*** DATA FOR PROCESSING ***
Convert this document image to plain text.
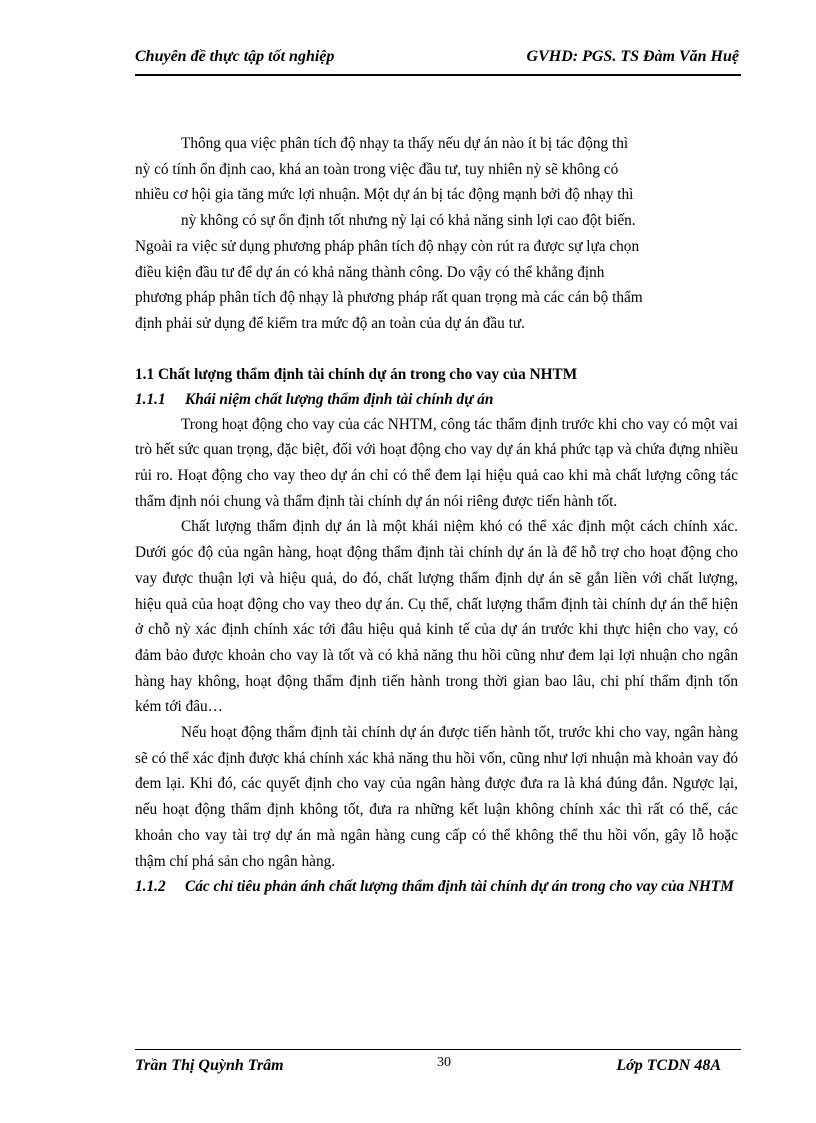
Chuyên đề thực tập tốt nghiệp	GVHD: PGS. TS Đàm Văn Huệ

Thông qua việc phân tích độ nhạy ta thấy nếu dự án nào ít bị tác động thì

nỳ có tính ổn định cao, khá an toàn trong việc đầu tư, tuy nhiên nỳ sẽ không có

nhiều cơ hội gia tăng mức lợi nhuận. Một dự án bị tác động mạnh bởi độ nhạy thì

nỳ không có sự ổn định tốt nhưng nỳ lại có khả năng sinh lợi cao đột biến.

Ngoài ra việc sử dụng phương pháp phân tích độ nhạy còn rút ra được sự lựa chọn

điều kiện đầu tư để dự án có khả năng thành công. Do vậy có thể khẳng định

phương pháp phân tích độ nhạy là phương pháp rất quan trọng mà các cán bộ thẩm

định phải sử dụng để kiểm tra mức độ an toàn của dự án đầu tư.

1.1 Chất lượng thẩm định tài chính dự án trong cho vay của NHTM
1.1.1	Khái niệm chất lượng thẩm định tài chính dự án

Trong hoạt động cho vay của các NHTM, công tác thẩm định trước khi cho vay có một vai trò hết sức quan trọng, đặc biệt, đối với hoạt động cho vay dự án khá phức tạp và chứa đựng nhiều rủi ro. Hoạt động cho vay theo dự án chỉ có thể đem lại hiệu quả cao khi mà chất lượng công tác thẩm định nói chung và thẩm định tài chính dự án nói riêng được tiến hành tốt.

Chất lượng thẩm định dự án là một khái niệm khó có thể xác định một cách chính xác. Dưới góc độ của ngân hàng, hoạt động thẩm định tài chính dự án là để hỗ trợ cho hoạt động cho vay được thuận lợi và hiệu quả, do đó, chất lượng thẩm định dự án sẽ gắn liền với chất lượng, hiệu quả của hoạt động cho vay theo dự án. Cụ thể, chất lượng thẩm định tài chính dự án thể hiện ở chỗ nỳ xác định chính xác tới đâu hiệu quả kinh tế của dự án trước khi thực hiện cho vay, có đảm bảo được khoản cho vay là tốt và có khả năng thu hồi cũng như đem lại lợi nhuận cho ngân hàng hay không, hoạt động thẩm định tiến hành trong thời gian bao lâu, chi phí thẩm định tốn kém tới đâu…

Nếu hoạt động thẩm định tài chính dự án được tiến hành tốt, trước khi cho vay, ngân hàng sẽ có thể xác định được khá chính xác khả năng thu hồi vốn, cũng như lợi nhuận mà khoản vay đó đem lại. Khi đó, các quyết định cho vay của ngân hàng được đưa ra là khá đúng đắn. Ngược lại, nếu hoạt động thẩm định không tốt, đưa ra những kết luận không chính xác thì rất có thể, các khoản cho vay tài trợ dự án mà ngân hàng cung cấp có thể không thể thu hồi vốn, gây lỗ hoặc thậm chí phá sản cho ngân hàng.

1.1.2	Các chỉ tiêu phản ánh chất lượng thẩm định tài chính dự án trong cho vay của NHTM
Trần Thị Quỳnh Trâm	30	Lớp TCDN 48A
***
WHAT YOU ARE ASKED TO DO = Of the lines in the records, determine how many contain the word "việc", and report that number alone.

TASK RESULT = 3